◆ Work instructions: Omit all images. Write out the rest of the material exactly.

═══ Task material

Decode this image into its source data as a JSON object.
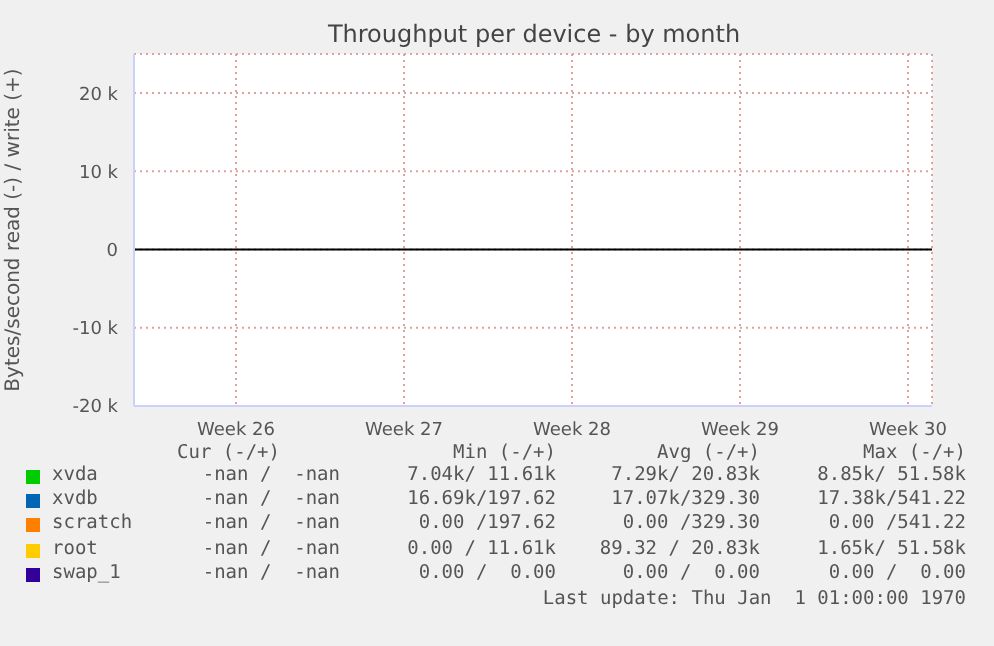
{
  "chart_data": {
    "type": "line",
    "title": "Throughput per device - by month",
    "ylabel": "Bytes/second read (-) / write (+)",
    "categories": [
      "Week 26",
      "Week 27",
      "Week 28",
      "Week 29",
      "Week 30"
    ],
    "ylim": [
      -20000,
      25000
    ],
    "yticks": [
      {
        "value": -20000,
        "label": "-20 k"
      },
      {
        "value": -10000,
        "label": "-10 k"
      },
      0,
      {
        "value": 10000,
        "label": "10 k"
      },
      {
        "value": 20000,
        "label": "20 k"
      }
    ],
    "grid": true,
    "legend": "bottom",
    "ref_lines": [
      {
        "axis": "y",
        "value": 0,
        "color": "#000000"
      }
    ],
    "series": [
      {
        "name": "xvda",
        "color": "#00cc00",
        "values": [
          null,
          null,
          null,
          null,
          null
        ]
      },
      {
        "name": "xvdb",
        "color": "#0066b3",
        "values": [
          null,
          null,
          null,
          null,
          null
        ]
      },
      {
        "name": "scratch",
        "color": "#ff8000",
        "values": [
          null,
          null,
          null,
          null,
          null
        ]
      },
      {
        "name": "root",
        "color": "#ffcc00",
        "values": [
          null,
          null,
          null,
          null,
          null
        ]
      },
      {
        "name": "swap_1",
        "color": "#330099",
        "values": [
          null,
          null,
          null,
          null,
          null
        ]
      }
    ],
    "annotations": [
      "Cur (-/+)",
      "Min (-/+)",
      "Avg (-/+)",
      "Max (-/+)",
      "-nan /  -nan",
      "7.04k/ 11.61k",
      "7.29k/ 20.83k",
      "8.85k/ 51.58k",
      "-nan /  -nan",
      "16.69k/197.62",
      "17.07k/329.30",
      "17.38k/541.22",
      "-nan /  -nan",
      "0.00 /197.62",
      "0.00 /329.30",
      "0.00 /541.22",
      "-nan /  -nan",
      "0.00 / 11.61k",
      "89.32 / 20.83k",
      "1.65k/ 51.58k",
      "-nan /  -nan",
      "0.00 /  0.00",
      "0.00 /  0.00",
      "0.00 /  0.00",
      "Last update: Thu Jan  1 01:00:00 1970"
    ]
  }
}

══════

◆ Full response:
Decode this image into its source data as a JSON object.
{
  "chart_data": {
    "type": "line",
    "title": "Throughput per device - by month",
    "ylabel": "Bytes/second read (-) / write (+)",
    "categories": [
      "Week 26",
      "Week 27",
      "Week 28",
      "Week 29",
      "Week 30"
    ],
    "ylim": [
      -20000,
      25000
    ],
    "yticks": [
      {
        "value": -20000,
        "label": "-20 k"
      },
      {
        "value": -10000,
        "label": "-10 k"
      },
      0,
      {
        "value": 10000,
        "label": "10 k"
      },
      {
        "value": 20000,
        "label": "20 k"
      }
    ],
    "grid": true,
    "legend": "bottom",
    "ref_lines": [
      {
        "axis": "y",
        "value": 0,
        "color": "#000000"
      }
    ],
    "series": [
      {
        "name": "xvda",
        "color": "#00cc00",
        "values": [
          null,
          null,
          null,
          null,
          null
        ]
      },
      {
        "name": "xvdb",
        "color": "#0066b3",
        "values": [
          null,
          null,
          null,
          null,
          null
        ]
      },
      {
        "name": "scratch",
        "color": "#ff8000",
        "values": [
          null,
          null,
          null,
          null,
          null
        ]
      },
      {
        "name": "root",
        "color": "#ffcc00",
        "values": [
          null,
          null,
          null,
          null,
          null
        ]
      },
      {
        "name": "swap_1",
        "color": "#330099",
        "values": [
          null,
          null,
          null,
          null,
          null
        ]
      }
    ],
    "annotations": [
      "Cur (-/+)",
      "Min (-/+)",
      "Avg (-/+)",
      "Max (-/+)",
      "-nan /  -nan",
      "7.04k/ 11.61k",
      "7.29k/ 20.83k",
      "8.85k/ 51.58k",
      "-nan /  -nan",
      "16.69k/197.62",
      "17.07k/329.30",
      "17.38k/541.22",
      "-nan /  -nan",
      "0.00 /197.62",
      "0.00 /329.30",
      "0.00 /541.22",
      "-nan /  -nan",
      "0.00 / 11.61k",
      "89.32 / 20.83k",
      "1.65k/ 51.58k",
      "-nan /  -nan",
      "0.00 /  0.00",
      "0.00 /  0.00",
      "0.00 /  0.00",
      "Last update: Thu Jan  1 01:00:00 1970"
    ]
  }
}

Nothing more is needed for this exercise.